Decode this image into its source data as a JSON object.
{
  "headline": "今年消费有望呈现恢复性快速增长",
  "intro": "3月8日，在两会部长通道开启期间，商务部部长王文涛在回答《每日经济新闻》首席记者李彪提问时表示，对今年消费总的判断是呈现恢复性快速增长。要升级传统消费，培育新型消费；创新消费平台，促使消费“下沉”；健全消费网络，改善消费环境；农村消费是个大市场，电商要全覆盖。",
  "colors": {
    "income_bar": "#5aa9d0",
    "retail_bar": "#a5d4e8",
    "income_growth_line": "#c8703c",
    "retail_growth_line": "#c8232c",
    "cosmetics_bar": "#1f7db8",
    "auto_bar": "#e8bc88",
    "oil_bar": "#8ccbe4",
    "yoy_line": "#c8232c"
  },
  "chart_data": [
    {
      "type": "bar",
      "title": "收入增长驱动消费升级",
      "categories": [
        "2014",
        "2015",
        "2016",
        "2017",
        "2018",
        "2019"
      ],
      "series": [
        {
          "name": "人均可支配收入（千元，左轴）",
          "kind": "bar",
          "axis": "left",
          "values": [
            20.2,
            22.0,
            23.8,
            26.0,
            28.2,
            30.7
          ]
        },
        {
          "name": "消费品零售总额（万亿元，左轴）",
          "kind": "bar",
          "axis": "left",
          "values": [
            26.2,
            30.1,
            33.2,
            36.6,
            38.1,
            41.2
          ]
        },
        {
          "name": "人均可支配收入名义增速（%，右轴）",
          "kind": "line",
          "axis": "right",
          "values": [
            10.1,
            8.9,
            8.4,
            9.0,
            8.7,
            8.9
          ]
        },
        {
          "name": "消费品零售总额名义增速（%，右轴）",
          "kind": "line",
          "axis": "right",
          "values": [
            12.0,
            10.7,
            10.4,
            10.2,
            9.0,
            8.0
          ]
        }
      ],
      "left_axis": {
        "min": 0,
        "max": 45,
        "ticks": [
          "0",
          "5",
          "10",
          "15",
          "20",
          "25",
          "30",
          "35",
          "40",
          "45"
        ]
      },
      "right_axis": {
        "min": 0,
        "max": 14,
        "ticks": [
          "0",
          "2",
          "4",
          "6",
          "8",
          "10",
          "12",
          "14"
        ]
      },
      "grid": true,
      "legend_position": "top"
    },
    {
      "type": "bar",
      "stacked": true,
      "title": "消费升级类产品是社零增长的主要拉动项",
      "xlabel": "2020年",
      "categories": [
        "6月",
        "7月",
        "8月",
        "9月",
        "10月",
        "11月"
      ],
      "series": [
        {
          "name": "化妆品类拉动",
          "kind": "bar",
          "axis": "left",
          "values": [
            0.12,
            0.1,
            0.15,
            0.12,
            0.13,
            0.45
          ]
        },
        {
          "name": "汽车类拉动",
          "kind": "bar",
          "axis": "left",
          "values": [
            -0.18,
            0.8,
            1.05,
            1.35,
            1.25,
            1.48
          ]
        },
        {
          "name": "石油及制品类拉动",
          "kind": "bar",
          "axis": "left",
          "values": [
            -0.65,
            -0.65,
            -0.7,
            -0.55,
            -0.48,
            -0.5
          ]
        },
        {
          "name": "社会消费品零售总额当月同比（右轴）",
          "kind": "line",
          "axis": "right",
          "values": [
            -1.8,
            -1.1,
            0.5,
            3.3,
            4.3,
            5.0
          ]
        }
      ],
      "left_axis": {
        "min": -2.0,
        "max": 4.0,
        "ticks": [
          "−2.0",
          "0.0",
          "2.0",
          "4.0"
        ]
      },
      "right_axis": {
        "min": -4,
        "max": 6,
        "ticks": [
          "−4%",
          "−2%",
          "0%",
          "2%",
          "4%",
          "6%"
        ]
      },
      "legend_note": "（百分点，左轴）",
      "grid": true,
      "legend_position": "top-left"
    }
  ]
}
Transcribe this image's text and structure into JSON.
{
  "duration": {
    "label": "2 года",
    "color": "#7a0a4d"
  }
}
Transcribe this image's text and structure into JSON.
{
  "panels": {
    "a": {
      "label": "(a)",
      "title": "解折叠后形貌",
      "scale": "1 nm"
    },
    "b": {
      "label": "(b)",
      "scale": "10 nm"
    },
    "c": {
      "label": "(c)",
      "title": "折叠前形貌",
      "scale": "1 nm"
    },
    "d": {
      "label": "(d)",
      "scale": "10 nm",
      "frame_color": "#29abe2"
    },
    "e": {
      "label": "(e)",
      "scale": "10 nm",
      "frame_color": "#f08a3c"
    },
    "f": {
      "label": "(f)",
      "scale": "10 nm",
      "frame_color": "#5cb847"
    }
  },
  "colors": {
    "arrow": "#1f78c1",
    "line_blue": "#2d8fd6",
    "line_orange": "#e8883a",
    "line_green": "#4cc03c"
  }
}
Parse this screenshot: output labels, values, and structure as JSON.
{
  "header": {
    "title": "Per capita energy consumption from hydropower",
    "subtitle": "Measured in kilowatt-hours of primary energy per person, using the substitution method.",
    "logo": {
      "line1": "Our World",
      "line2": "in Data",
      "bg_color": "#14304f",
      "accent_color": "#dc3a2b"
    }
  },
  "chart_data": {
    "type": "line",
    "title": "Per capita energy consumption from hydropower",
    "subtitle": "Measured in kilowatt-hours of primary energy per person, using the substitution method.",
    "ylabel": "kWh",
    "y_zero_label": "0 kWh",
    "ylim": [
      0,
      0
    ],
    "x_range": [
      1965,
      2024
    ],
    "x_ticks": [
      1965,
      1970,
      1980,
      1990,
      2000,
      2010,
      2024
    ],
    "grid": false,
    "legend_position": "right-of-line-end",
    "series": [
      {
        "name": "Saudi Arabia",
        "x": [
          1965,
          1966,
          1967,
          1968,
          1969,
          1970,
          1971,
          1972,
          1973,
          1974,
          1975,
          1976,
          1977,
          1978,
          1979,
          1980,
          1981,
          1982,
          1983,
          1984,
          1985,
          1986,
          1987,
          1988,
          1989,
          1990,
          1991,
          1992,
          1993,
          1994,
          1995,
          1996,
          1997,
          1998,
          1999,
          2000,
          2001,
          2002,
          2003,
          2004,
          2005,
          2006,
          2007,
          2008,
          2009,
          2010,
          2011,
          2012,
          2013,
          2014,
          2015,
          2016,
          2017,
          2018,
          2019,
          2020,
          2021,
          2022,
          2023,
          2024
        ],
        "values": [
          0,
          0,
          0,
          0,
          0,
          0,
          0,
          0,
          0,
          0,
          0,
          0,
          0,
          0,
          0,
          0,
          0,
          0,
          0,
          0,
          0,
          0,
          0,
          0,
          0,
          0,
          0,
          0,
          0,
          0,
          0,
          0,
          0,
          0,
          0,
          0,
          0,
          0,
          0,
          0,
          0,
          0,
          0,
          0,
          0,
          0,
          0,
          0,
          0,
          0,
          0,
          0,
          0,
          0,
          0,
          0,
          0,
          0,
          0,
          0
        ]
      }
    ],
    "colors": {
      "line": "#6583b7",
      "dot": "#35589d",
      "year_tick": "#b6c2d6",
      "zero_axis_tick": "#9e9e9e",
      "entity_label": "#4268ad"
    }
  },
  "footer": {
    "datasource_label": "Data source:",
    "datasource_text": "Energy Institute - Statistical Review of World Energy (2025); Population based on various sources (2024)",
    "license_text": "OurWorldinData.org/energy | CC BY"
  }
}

+---+

#### TASK TO CARRY OUT:
State only the number of lines in these entries that contain "name".

#### EXERCISE SOLUTION:
9